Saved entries
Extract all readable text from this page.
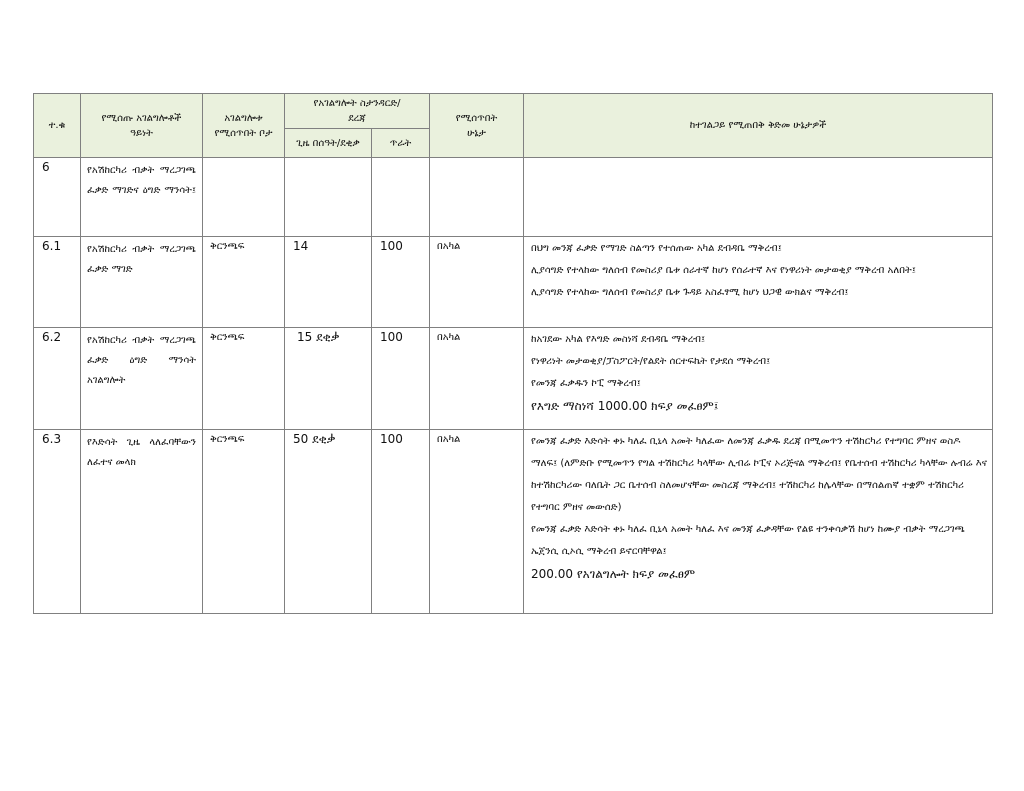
ተ.ቁ	የሚሰጡ አገልግሎቶች ዓይነት	አገልግሎቱ የሚሰጥበት ቦታ	የአገልግሎት ስታንዳርድ/ደረጃ		የሚሰጥበት ሁኔታ	ከተገልጋይ የሚጠበቅ ቅድመ ሁኔታዎች
			ጊዜ በሰዓት/ደቂቃ	ጥራት		
6	የአሽከርካሪ ብቃት ማረጋገጫ ፈቃድ ማገድና ዕግድ ማንሳት፤					
6.1	የአሽከርካሪ ብቃት ማረጋገጫ ፈቃድ ማገድ	ቅርንጫፍ	14	100	በአካል	በህግ መንጃ ፈቃድ የማገድ ስልጣን የተሰጠው አካል ደብዳቤ ማቅረብ፤

ሊያሳግድ የተላከው ግለሰብ የመስሪያ ቤቱ ሰራተኛ ከሆነ የሰራተኛ እና የነዋሪነት መታወቂያ ማቅረብ አለበት፤

ሊያሳግድ የተላከው ግለሰብ የመስሪያ ቤቱ ጉዳይ አስፈፃሚ ከሆነ ህጋዊ ውክልና ማቅረብ፤

6.2	የአሽከርካሪ ብቃት ማረጋገጫ ፈቃድ ዕግድ ማንሳት አገልግሎት	ቅርንጫፍ	15 ደቂቃ	100	በአካል	ከአገደው አካል የእግድ መስነሻ ደብዳቤ ማቅረብ፤

የነዋሪነት መታወቂያ/ፓስፖርት/የልደት ሰርተፍኬት የታደሰ ማቅረብ፤

የመንጃ ፈቃዱን ኮፒ ማቅረብ፤

የእግድ ማስነሻ 1000.00 ክፍያ መፈፀም፤

6.3	የእድሳት ጊዜ ላለፈባቸውን ለፈተና መላክ	ቅርንጫፍ	50 ደቂቃ	100	በአካል	የመንጃ ፈቃድ እድሳት ቀኑ ካለፈ ቢኒላ አመት ካለፈው ለመንጃ ፈቃዱ ደረጃ በሚመጥን ተሽከርካሪ የተግባር ምዘና ወስዶ ማለፍ፤ (ለምድቡ የሚመጥን የግል ተሽከርካሪ ካላቸው ሊብሬ ኮፒና ኦሪጅናል ማቅረብ፤ የቤተሰብ ተሽከርካሪ ካላቸው ሉብሬ እና ከተሽከርካሪው ባለቤት ጋር ቤተሰብ ስለመሆናቸው መስረጃ ማቅረብ፤ ተሽከርካሪ ከሌላቸው በማሰልጠኛ ተቋም ተሽከርካሪ የተግባር ምዘና መውሰድ)

የመንጃ ፈቃድ እድሳት ቀኑ ካለፈ ቢኒላ አመት ካለፈ እና መንጃ ፈቃዳቸው የልዩ ተንቀሳቃሽ ከሆነ ከሙያ ብቃት ማረጋገጫ ኤጀንሲ ሲኦሲ ማቅረብ ይኖርባቸዋል፤

200.00 የአገልግሎት ክፍያ መፈፀም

== Short problem ==
Output the material word for word, omitting its pictures.

== Written answer ==
Extract all readable text from this page.
ተ.ቁ	የሚሰጡ አገልግሎቶች ዓይነት	አገልግሎቱ የሚሰጥበት ቦታ	የአገልግሎት ስታንዳርድ/ደረጃ		የሚሰጥበት ሁኔታ	ከተገልጋይ የሚጠበቅ ቅድመ ሁኔታዎች
			ጊዜ በሰዓት/ደቂቃ	ጥራት		
6	የአሽከርካሪ ብቃት ማረጋገጫ ፈቃድ ማገድና ዕግድ ማንሳት፤					
6.1	የአሽከርካሪ ብቃት ማረጋገጫ ፈቃድ ማገድ	ቅርንጫፍ	14	100	በአካል	በህግ መንጃ ፈቃድ የማገድ ስልጣን የተሰጠው አካል ደብዳቤ ማቅረብ፤

ሊያሳግድ የተላከው ግለሰብ የመስሪያ ቤቱ ሰራተኛ ከሆነ የሰራተኛ እና የነዋሪነት መታወቂያ ማቅረብ አለበት፤

ሊያሳግድ የተላከው ግለሰብ የመስሪያ ቤቱ ጉዳይ አስፈፃሚ ከሆነ ህጋዊ ውክልና ማቅረብ፤

6.2	የአሽከርካሪ ብቃት ማረጋገጫ ፈቃድ ዕግድ ማንሳት አገልግሎት	ቅርንጫፍ	15 ደቂቃ	100	በአካል	ከአገደው አካል የእግድ መስነሻ ደብዳቤ ማቅረብ፤

የነዋሪነት መታወቂያ/ፓስፖርት/የልደት ሰርተፍኬት የታደሰ ማቅረብ፤

የመንጃ ፈቃዱን ኮፒ ማቅረብ፤

የእግድ ማስነሻ 1000.00 ክፍያ መፈፀም፤

6.3	የእድሳት ጊዜ ላለፈባቸውን ለፈተና መላክ	ቅርንጫፍ	50 ደቂቃ	100	በአካል	የመንጃ ፈቃድ እድሳት ቀኑ ካለፈ ቢኒላ አመት ካለፈው ለመንጃ ፈቃዱ ደረጃ በሚመጥን ተሽከርካሪ የተግባር ምዘና ወስዶ ማለፍ፤ (ለምድቡ የሚመጥን የግል ተሽከርካሪ ካላቸው ሊብሬ ኮፒና ኦሪጅናል ማቅረብ፤ የቤተሰብ ተሽከርካሪ ካላቸው ሉብሬ እና ከተሽከርካሪው ባለቤት ጋር ቤተሰብ ስለመሆናቸው መስረጃ ማቅረብ፤ ተሽከርካሪ ከሌላቸው በማሰልጠኛ ተቋም ተሽከርካሪ የተግባር ምዘና መውሰድ)

የመንጃ ፈቃድ እድሳት ቀኑ ካለፈ ቢኒላ አመት ካለፈ እና መንጃ ፈቃዳቸው የልዩ ተንቀሳቃሽ ከሆነ ከሙያ ብቃት ማረጋገጫ ኤጀንሲ ሲኦሲ ማቅረብ ይኖርባቸዋል፤

200.00 የአገልግሎት ክፍያ መፈፀም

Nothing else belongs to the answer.